#### DATA LISTING
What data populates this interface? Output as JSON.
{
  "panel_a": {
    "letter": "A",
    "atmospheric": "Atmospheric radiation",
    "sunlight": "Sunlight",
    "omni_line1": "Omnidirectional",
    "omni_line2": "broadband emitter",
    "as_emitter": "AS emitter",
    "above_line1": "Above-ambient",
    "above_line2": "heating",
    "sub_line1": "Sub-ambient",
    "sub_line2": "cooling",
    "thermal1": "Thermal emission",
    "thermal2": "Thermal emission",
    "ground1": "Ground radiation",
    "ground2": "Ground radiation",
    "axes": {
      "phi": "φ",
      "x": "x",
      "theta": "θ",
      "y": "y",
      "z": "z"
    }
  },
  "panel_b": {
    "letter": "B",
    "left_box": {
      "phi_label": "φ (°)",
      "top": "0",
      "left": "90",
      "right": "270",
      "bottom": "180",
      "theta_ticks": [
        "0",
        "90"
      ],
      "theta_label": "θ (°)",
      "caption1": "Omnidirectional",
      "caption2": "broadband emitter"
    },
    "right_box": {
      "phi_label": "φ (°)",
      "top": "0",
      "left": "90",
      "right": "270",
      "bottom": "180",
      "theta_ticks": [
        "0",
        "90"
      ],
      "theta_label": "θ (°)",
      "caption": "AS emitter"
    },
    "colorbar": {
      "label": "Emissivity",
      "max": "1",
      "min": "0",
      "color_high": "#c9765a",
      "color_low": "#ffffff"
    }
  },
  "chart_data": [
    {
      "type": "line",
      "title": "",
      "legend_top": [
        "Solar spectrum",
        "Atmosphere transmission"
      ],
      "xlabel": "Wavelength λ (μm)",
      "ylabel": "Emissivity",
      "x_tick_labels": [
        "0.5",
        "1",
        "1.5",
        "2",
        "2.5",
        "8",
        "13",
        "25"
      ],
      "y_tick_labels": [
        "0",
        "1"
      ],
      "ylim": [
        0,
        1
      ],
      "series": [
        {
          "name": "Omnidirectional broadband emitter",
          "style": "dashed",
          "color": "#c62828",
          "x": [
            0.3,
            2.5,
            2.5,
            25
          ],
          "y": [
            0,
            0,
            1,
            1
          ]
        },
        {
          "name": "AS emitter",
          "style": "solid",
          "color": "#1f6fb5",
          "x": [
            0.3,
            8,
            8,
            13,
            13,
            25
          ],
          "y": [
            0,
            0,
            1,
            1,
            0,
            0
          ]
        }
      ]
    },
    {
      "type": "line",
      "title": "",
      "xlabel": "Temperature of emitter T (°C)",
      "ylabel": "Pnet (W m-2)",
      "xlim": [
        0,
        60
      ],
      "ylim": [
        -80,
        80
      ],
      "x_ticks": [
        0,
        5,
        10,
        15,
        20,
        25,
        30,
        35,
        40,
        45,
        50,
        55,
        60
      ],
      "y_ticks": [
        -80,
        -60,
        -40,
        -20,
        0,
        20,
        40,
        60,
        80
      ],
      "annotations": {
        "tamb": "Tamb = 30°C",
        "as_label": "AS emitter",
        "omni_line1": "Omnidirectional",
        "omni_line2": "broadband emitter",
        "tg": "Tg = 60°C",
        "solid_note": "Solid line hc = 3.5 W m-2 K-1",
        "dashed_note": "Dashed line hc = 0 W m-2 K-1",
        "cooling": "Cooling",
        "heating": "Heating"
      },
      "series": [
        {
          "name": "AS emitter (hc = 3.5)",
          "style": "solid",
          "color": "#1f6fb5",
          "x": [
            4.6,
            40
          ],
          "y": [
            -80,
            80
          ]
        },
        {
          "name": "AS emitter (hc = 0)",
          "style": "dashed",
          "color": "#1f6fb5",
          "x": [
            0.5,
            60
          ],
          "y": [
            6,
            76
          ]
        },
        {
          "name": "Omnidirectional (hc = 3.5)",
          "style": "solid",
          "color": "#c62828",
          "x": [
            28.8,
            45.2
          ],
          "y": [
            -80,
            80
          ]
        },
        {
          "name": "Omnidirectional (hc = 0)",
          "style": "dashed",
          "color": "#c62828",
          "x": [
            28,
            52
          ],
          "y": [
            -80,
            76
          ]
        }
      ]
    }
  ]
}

#### THE EXERCISE
Retype the whole listing, matching it exactly.

#### OUTPUT FOR THIS EXERCISE
What data populates this interface? Output as JSON.
{
  "panel_a": {
    "letter": "A",
    "atmospheric": "Atmospheric radiation",
    "sunlight": "Sunlight",
    "omni_line1": "Omnidirectional",
    "omni_line2": "broadband emitter",
    "as_emitter": "AS emitter",
    "above_line1": "Above-ambient",
    "above_line2": "heating",
    "sub_line1": "Sub-ambient",
    "sub_line2": "cooling",
    "thermal1": "Thermal emission",
    "thermal2": "Thermal emission",
    "ground1": "Ground radiation",
    "ground2": "Ground radiation",
    "axes": {
      "phi": "φ",
      "x": "x",
      "theta": "θ",
      "y": "y",
      "z": "z"
    }
  },
  "panel_b": {
    "letter": "B",
    "left_box": {
      "phi_label": "φ (°)",
      "top": "0",
      "left": "90",
      "right": "270",
      "bottom": "180",
      "theta_ticks": [
        "0",
        "90"
      ],
      "theta_label": "θ (°)",
      "caption1": "Omnidirectional",
      "caption2": "broadband emitter"
    },
    "right_box": {
      "phi_label": "φ (°)",
      "top": "0",
      "left": "90",
      "right": "270",
      "bottom": "180",
      "theta_ticks": [
        "0",
        "90"
      ],
      "theta_label": "θ (°)",
      "caption": "AS emitter"
    },
    "colorbar": {
      "label": "Emissivity",
      "max": "1",
      "min": "0",
      "color_high": "#c9765a",
      "color_low": "#ffffff"
    }
  },
  "chart_data": [
    {
      "type": "line",
      "title": "",
      "legend_top": [
        "Solar spectrum",
        "Atmosphere transmission"
      ],
      "xlabel": "Wavelength λ (μm)",
      "ylabel": "Emissivity",
      "x_tick_labels": [
        "0.5",
        "1",
        "1.5",
        "2",
        "2.5",
        "8",
        "13",
        "25"
      ],
      "y_tick_labels": [
        "0",
        "1"
      ],
      "ylim": [
        0,
        1
      ],
      "series": [
        {
          "name": "Omnidirectional broadband emitter",
          "style": "dashed",
          "color": "#c62828",
          "x": [
            0.3,
            2.5,
            2.5,
            25
          ],
          "y": [
            0,
            0,
            1,
            1
          ]
        },
        {
          "name": "AS emitter",
          "style": "solid",
          "color": "#1f6fb5",
          "x": [
            0.3,
            8,
            8,
            13,
            13,
            25
          ],
          "y": [
            0,
            0,
            1,
            1,
            0,
            0
          ]
        }
      ]
    },
    {
      "type": "line",
      "title": "",
      "xlabel": "Temperature of emitter T (°C)",
      "ylabel": "Pnet (W m-2)",
      "xlim": [
        0,
        60
      ],
      "ylim": [
        -80,
        80
      ],
      "x_ticks": [
        0,
        5,
        10,
        15,
        20,
        25,
        30,
        35,
        40,
        45,
        50,
        55,
        60
      ],
      "y_ticks": [
        -80,
        -60,
        -40,
        -20,
        0,
        20,
        40,
        60,
        80
      ],
      "annotations": {
        "tamb": "Tamb = 30°C",
        "as_label": "AS emitter",
        "omni_line1": "Omnidirectional",
        "omni_line2": "broadband emitter",
        "tg": "Tg = 60°C",
        "solid_note": "Solid line hc = 3.5 W m-2 K-1",
        "dashed_note": "Dashed line hc = 0 W m-2 K-1",
        "cooling": "Cooling",
        "heating": "Heating"
      },
      "series": [
        {
          "name": "AS emitter (hc = 3.5)",
          "style": "solid",
          "color": "#1f6fb5",
          "x": [
            4.6,
            40
          ],
          "y": [
            -80,
            80
          ]
        },
        {
          "name": "AS emitter (hc = 0)",
          "style": "dashed",
          "color": "#1f6fb5",
          "x": [
            0.5,
            60
          ],
          "y": [
            6,
            76
          ]
        },
        {
          "name": "Omnidirectional (hc = 3.5)",
          "style": "solid",
          "color": "#c62828",
          "x": [
            28.8,
            45.2
          ],
          "y": [
            -80,
            80
          ]
        },
        {
          "name": "Omnidirectional (hc = 0)",
          "style": "dashed",
          "color": "#c62828",
          "x": [
            28,
            52
          ],
          "y": [
            -80,
            76
          ]
        }
      ]
    }
  ]
}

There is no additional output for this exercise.